> _Your task_
Search the material below for the word "télécharger" and copy every line in which it occurs.

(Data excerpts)
○ ○ ○ ○ ○ ○ ○
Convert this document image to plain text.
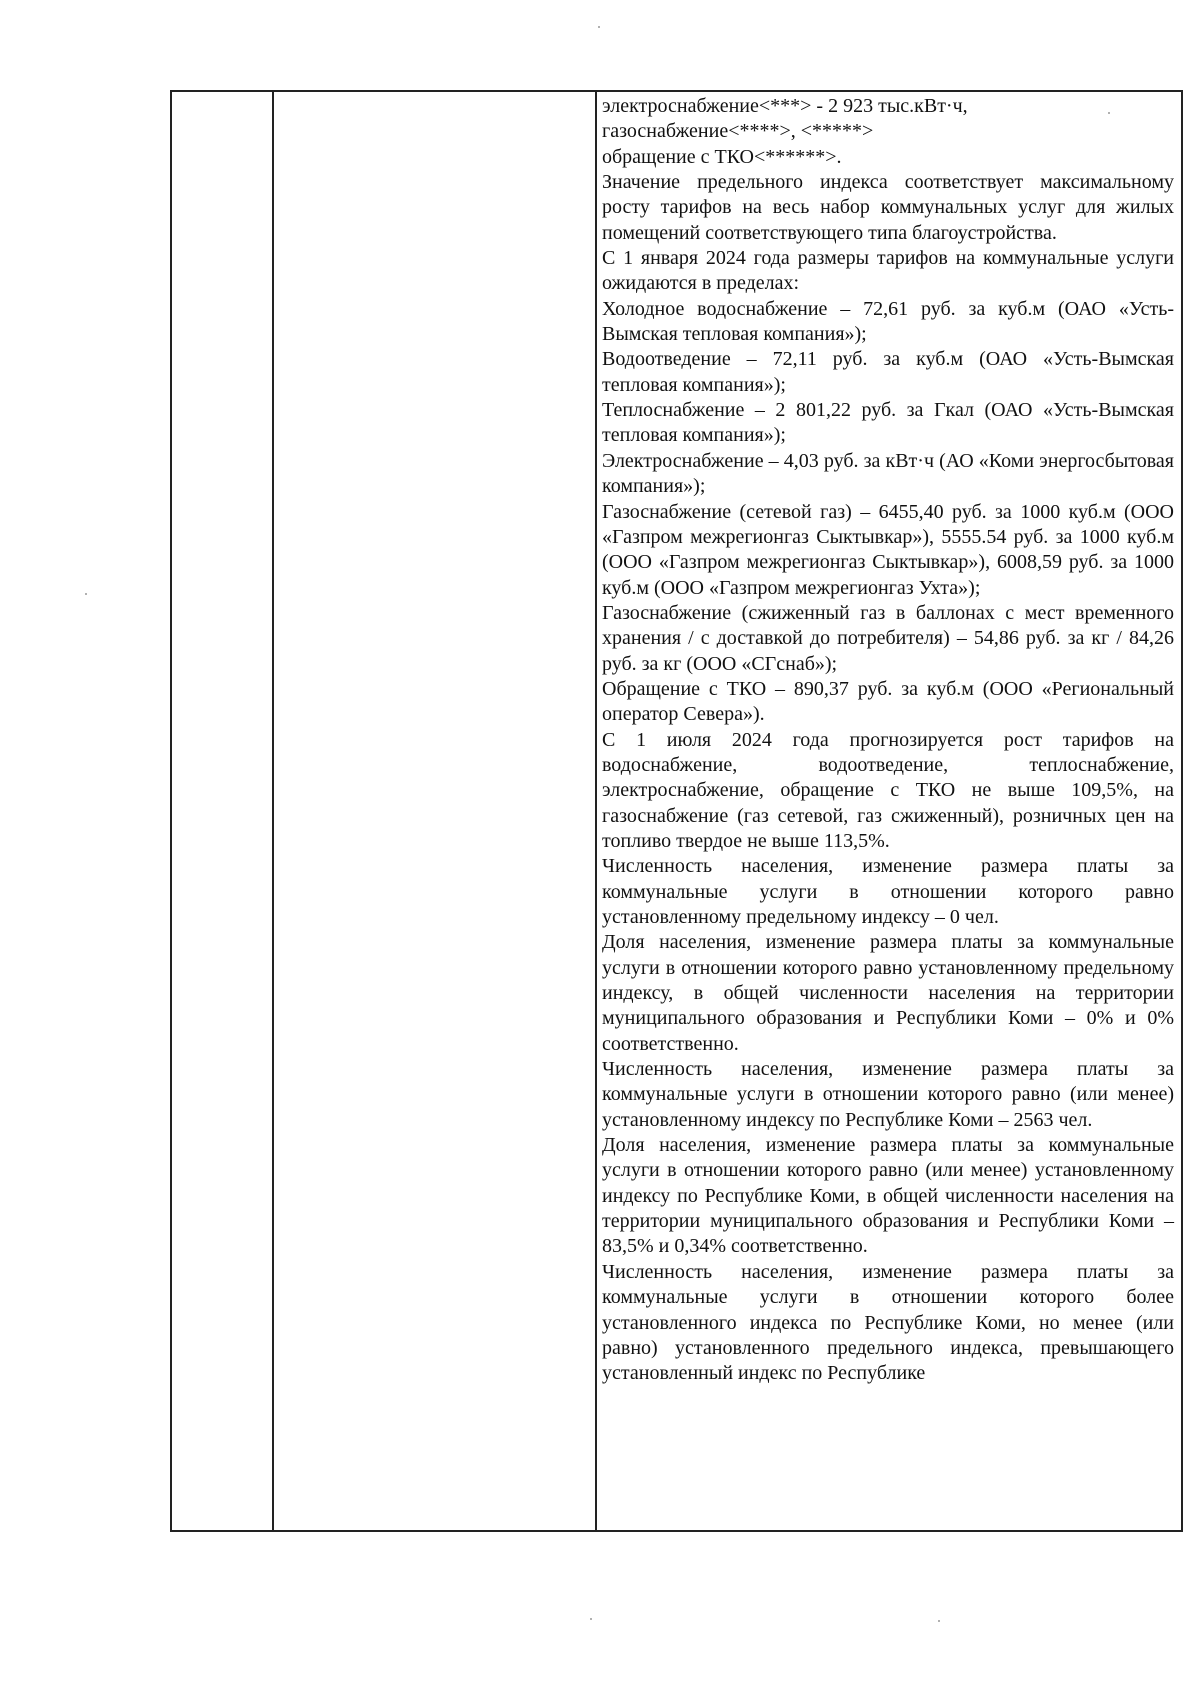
электроснабжение<***> - 2 923 тыс.кВт·ч,

газоснабжение<****>, <*****>

обращение с ТКО<******>.

Значение предельного индекса соответствует максимальному росту тарифов на весь набор коммунальных услуг для жилых помещений соответствующего типа благоустройства.

С 1 января 2024 года размеры тарифов на коммунальные услуги ожидаются в пределах:

Холодное водоснабжение – 72,61 руб. за куб.м (ОАО «Усть-Вымская тепловая компания»);

Водоотведение – 72,11 руб. за куб.м (ОАО «Усть-Вымская тепловая компания»);

Теплоснабжение – 2 801,22 руб. за Гкал (ОАО «Усть-Вымская тепловая компания»);

Электроснабжение – 4,03 руб. за кВт·ч (АО «Коми энергосбытовая компания»);

Газоснабжение (сетевой газ) – 6455,40 руб. за 1000 куб.м (ООО «Газпром межрегионгаз Сыктывкар»), 5555.54 руб. за 1000 куб.м (ООО «Газпром межрегионгаз Сыктывкар»), 6008,59 руб. за 1000 куб.м (ООО «Газпром межрегионгаз Ухта»);

Газоснабжение (сжиженный газ в баллонах с мест временного хранения / с доставкой до потребителя) – 54,86 руб. за кг / 84,26 руб. за кг (ООО «СГснаб»);

Обращение с ТКО – 890,37 руб. за куб.м (ООО «Региональный оператор Севера»).

С 1 июля 2024 года прогнозируется рост тарифов на водоснабжение, водоотведение, теплоснабжение, электроснабжение, обращение с ТКО не выше 109,5%, на газоснабжение (газ сетевой, газ сжиженный), розничных цен на топливо твердое не выше 113,5%.

Численность населения, изменение размера платы за коммунальные услуги в отношении которого равно установленному предельному индексу – 0 чел.

Доля населения, изменение размера платы за коммунальные услуги в отношении которого равно установленному предельному индексу, в общей численности населения на территории муниципального образования и Республики Коми – 0% и 0% соответственно.

Численность населения, изменение размера платы за коммунальные услуги в отношении которого равно (или менее) установленному индексу по Республике Коми – 2563 чел.

Доля населения, изменение размера платы за коммунальные услуги в отношении которого равно (или менее) установленному индексу по Республике Коми, в общей численности населения на территории муниципального образования и Республики Коми – 83,5% и 0,34% соответственно.

Численность населения, изменение размера платы за коммунальные услуги в отношении которого более установленного индекса по Республике Коми, но менее (или равно) установленного предельного индекса, превышающего установленный индекс по Республике
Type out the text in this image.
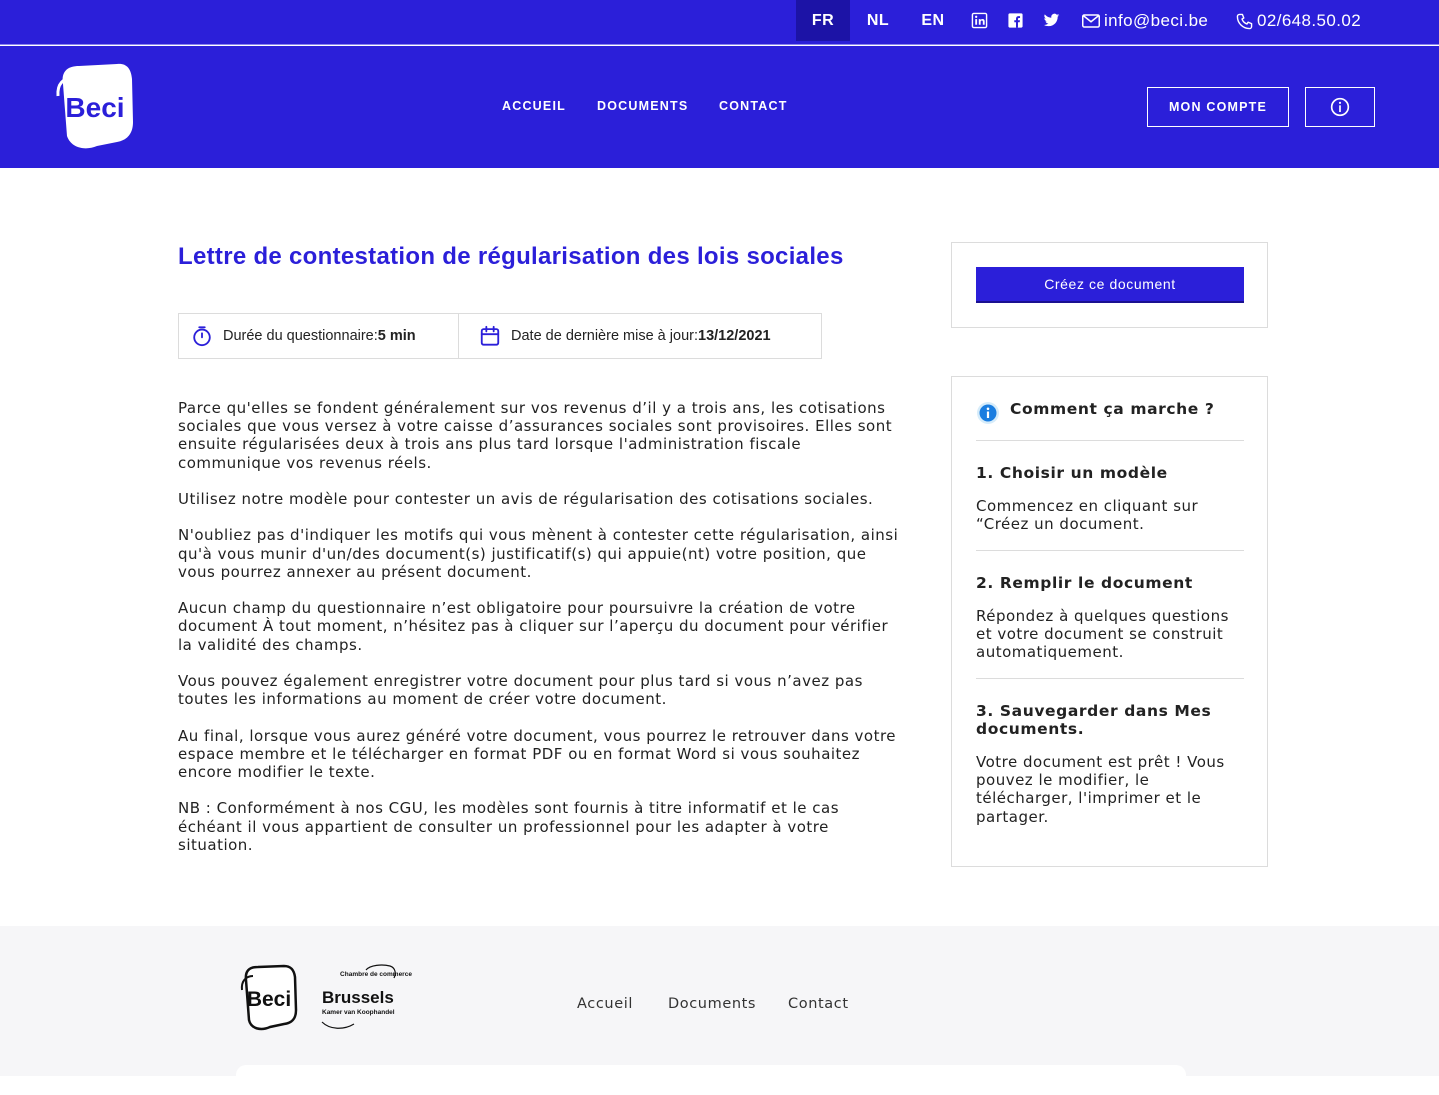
FR	NL	EN	info@beci.be	02/648.50.02
Beci	ACCUEIL DOCUMENTS CONTACT	MON COMPTE
Lettre de contestation de régularisation des lois sociales
Durée du questionnaire: 5 min	Date de dernière mise à jour: 13/12/2021

Parce qu'elles se fondent généralement sur vos revenus d’il y a trois ans, les cotisations sociales que vous versez à votre caisse d’assurances sociales sont provisoires. Elles sont ensuite régularisées deux à trois ans plus tard lorsque l'administration fiscale communique vos revenus réels.

Utilisez notre modèle pour contester un avis de régularisation des cotisations sociales.

N'oubliez pas d'indiquer les motifs qui vous mènent à contester cette régularisation, ainsi qu'à vous munir d'un/des document(s) justificatif(s) qui appuie(nt) votre position, que vous pourrez annexer au présent document.

Aucun champ du questionnaire n’est obligatoire pour poursuivre la création de votre document À tout moment, n’hésitez pas à cliquer sur l’aperçu du document pour vérifier la validité des champs.

Vous pouvez également enregistrer votre document pour plus tard si vous n’avez pas toutes les informations au moment de créer votre document.

Au final, lorsque vous aurez généré votre document, vous pourrez le retrouver dans votre espace membre et le télécharger en format PDF ou en format Word si vous souhaitez encore modifier le texte.

NB : Conformément à nos CGU, les modèles sont fournis à titre informatif et le cas échéant il vous appartient de consulter un professionnel pour les adapter à votre situation.

Créez ce document
Comment ça marche ?
1. Choisir un modèle
Commencez en cliquant sur “Créez un document.
2. Remplir le document
Répondez à quelques questions et votre document se construit automatiquement.
3. Sauvegarder dans Mes documents.
Votre document est prêt ! Vous pouvez le modifier, le télécharger, l'imprimer et le partager.
Beci
Chambre de commerce
Brussels
Kamer van Koophandel
Accueil Documents Contact
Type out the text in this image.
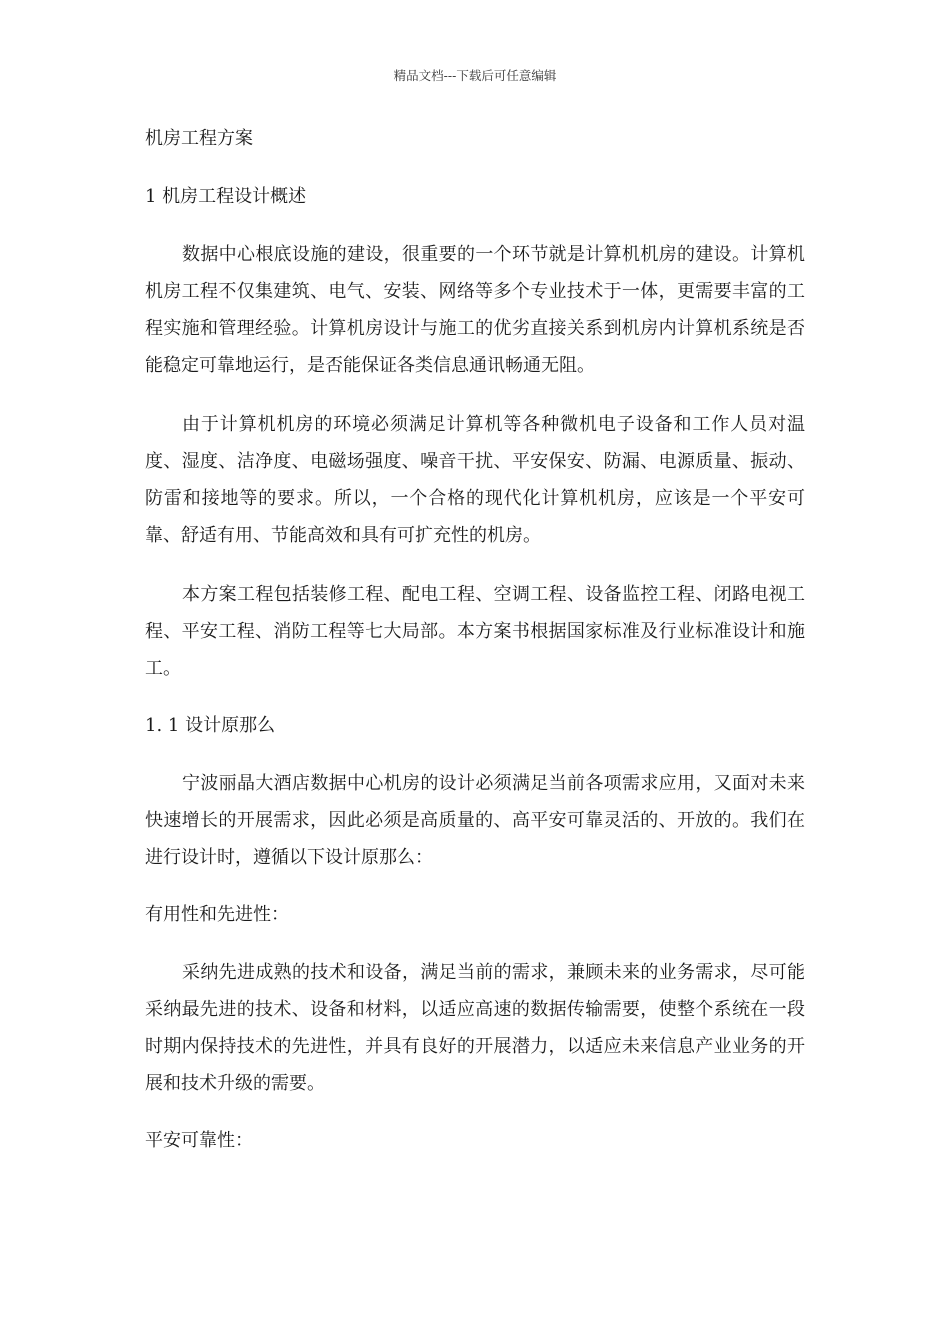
精品文档---下载后可任意编辑
机房工程方案
1 机房工程设计概述

数据中心根底设施的建设，很重要的一个环节就是计算机机房的建设。计算机机房工程不仅集建筑、电气、安装、网络等多个专业技术于一体，更需要丰富的工程实施和管理经验。计算机房设计与施工的优劣直接关系到机房内计算机系统是否能稳定可靠地运行，是否能保证各类信息通讯畅通无阻。

由于计算机机房的环境必须满足计算机等各种微机电子设备和工作人员对温度、湿度、洁净度、电磁场强度、噪音干扰、平安保安、防漏、电源质量、振动、防雷和接地等的要求。所以，一个合格的现代化计算机机房，应该是一个平安可靠、舒适有用、节能高效和具有可扩充性的机房。

本方案工程包括装修工程、配电工程、空调工程、设备监控工程、闭路电视工程、平安工程、消防工程等七大局部。本方案书根据国家标准及行业标准设计和施工。

1. 1 设计原那么

宁波丽晶大酒店数据中心机房的设计必须满足当前各项需求应用，又面对未来快速增长的开展需求，因此必须是高质量的、高平安可靠灵活的、开放的。我们在进行设计时，遵循以下设计原那么：

有用性和先进性：

采纳先进成熟的技术和设备，满足当前的需求，兼顾未来的业务需求，尽可能采纳最先进的技术、设备和材料，以适应高速的数据传输需要，使整个系统在一段时期内保持技术的先进性，并具有良好的开展潜力，以适应未来信息产业业务的开展和技术升级的需要。

平安可靠性：
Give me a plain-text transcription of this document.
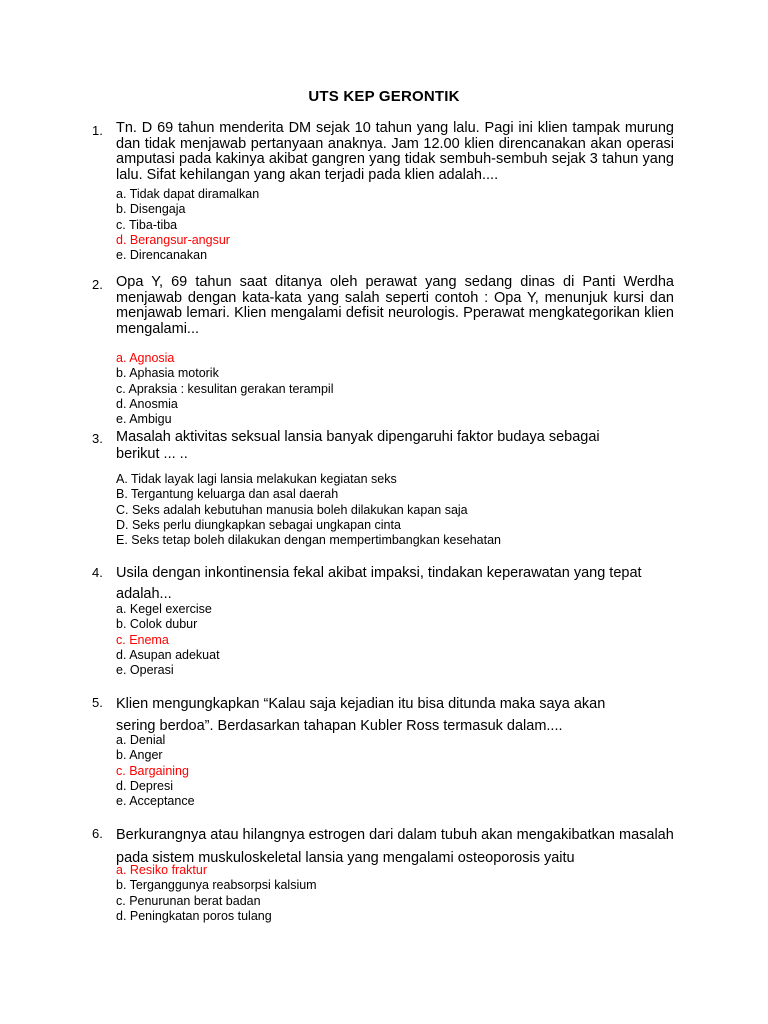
UTS KEP GERONTIK
1. Tn. D 69 tahun menderita DM sejak 10 tahun yang lalu. Pagi ini klien tampak murung dan tidak menjawab pertanyaan anaknya. Jam 12.00 klien direncanakan akan operasi amputasi pada kakinya akibat gangren yang tidak sembuh-sembuh sejak 3 tahun yang lalu. Sifat kehilangan yang akan terjadi pada klien adalah....

a. Tidak dapat diramalkan
b. Disengaja
c. Tiba-tiba
d. Berangsur-angsur
e. Direncanakan
2. Opa Y, 69 tahun saat ditanya oleh perawat yang sedang dinas di Panti Werdha menjawab dengan kata-kata yang salah seperti contoh : Opa Y, menunjuk kursi dan menjawab lemari. Klien mengalami defisit neurologis. Pperawat mengkategorikan klien mengalami...

a. Agnosia
b. Aphasia motorik
c. Apraksia : kesulitan gerakan terampil
d. Anosmia
e. Ambigu
3. Masalah aktivitas seksual lansia banyak dipengaruhi faktor budaya sebagai berikut ... ..

A. Tidak layak lagi lansia melakukan kegiatan seks
B. Tergantung keluarga dan asal daerah
C. Seks adalah kebutuhan manusia boleh dilakukan kapan saja
D. Seks perlu diungkapkan sebagai ungkapan cinta
E. Seks tetap boleh dilakukan dengan mempertimbangkan kesehatan
4. Usila dengan inkontinensia fekal akibat impaksi, tindakan keperawatan yang tepat adalah...

a. Kegel exercise
b. Colok dubur
c. Enema
d. Asupan adekuat
e. Operasi
5. Klien mengungkapkan “Kalau saja kejadian itu bisa ditunda maka saya akan sering berdoa”. Berdasarkan tahapan Kubler Ross termasuk dalam....

a. Denial
b. Anger
c. Bargaining
d. Depresi
e. Acceptance
6. Berkurangnya atau hilangnya estrogen dari dalam tubuh akan mengakibatkan masalah pada sistem muskuloskeletal lansia yang mengalami osteoporosis yaitu

a. Resiko fraktur
b. Terganggunya reabsorpsi kalsium
c. Penurunan berat badan
d. Peningkatan poros tulang
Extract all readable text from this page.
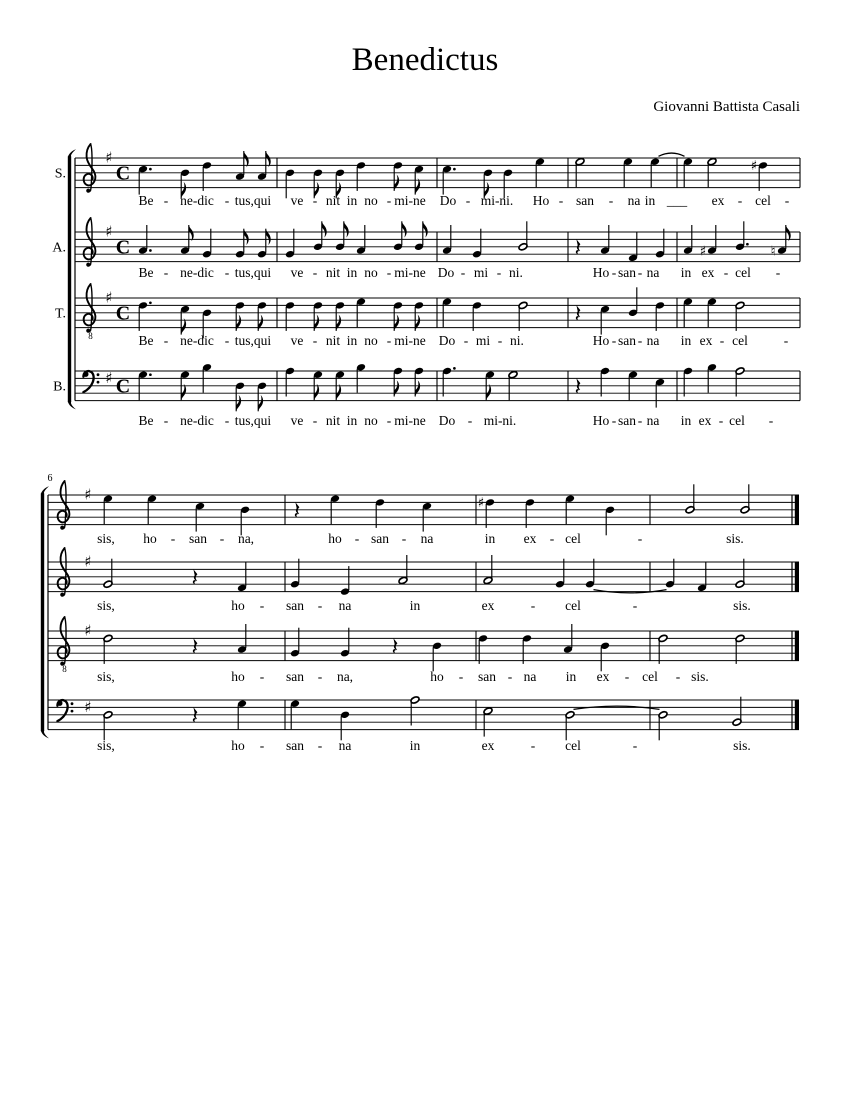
Benedictus
Giovanni Battista Casali
S.
♯
C	♯
Be - ne-dic - tus,qui ve - nit in no - mi-ne Do - mi-ni. Ho - san - na in ___ ex - cel -
A.
♯
C	♯	♮
Be - ne-dic - tus,qui ve - nit in no - mi-ne Do - mi - ni.	Ho - san - na in ex - cel -
T.
8
♯
C
Be - ne-dic - tus,qui ve - nit in no - mi-ne Do - mi - ni.	Ho - san - na in ex - cel	-
B.
♯ C
Be - ne-dic - tus,qui ve - nit in no - mi-ne Do - mi-ni.	Ho - san - na in ex - cel -
6
♯	♯
sis, ho - san - na,	ho - san - na	in ex - cel	-	sis.
♯
sis,	ho - san - na	in	ex	- cel	-	sis.
8
♯
sis,	ho - san - na,	ho - san - na in ex - cel - sis.
♯
sis,	ho - san - na	in	ex	- cel	-	sis.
○ ○ ○ ○ ○ ○ ○
> _Problem solution_
Au final, lorsque vous aurez généré votre document, vous pourrez le retrouver dans votre espace membre et le télécharger en format PDF ou en format Word si vous souhaitez encore modifier le texte.
Votre document est prêt ! Vous pouvez le modifier, le télécharger, l'imprimer et le partager.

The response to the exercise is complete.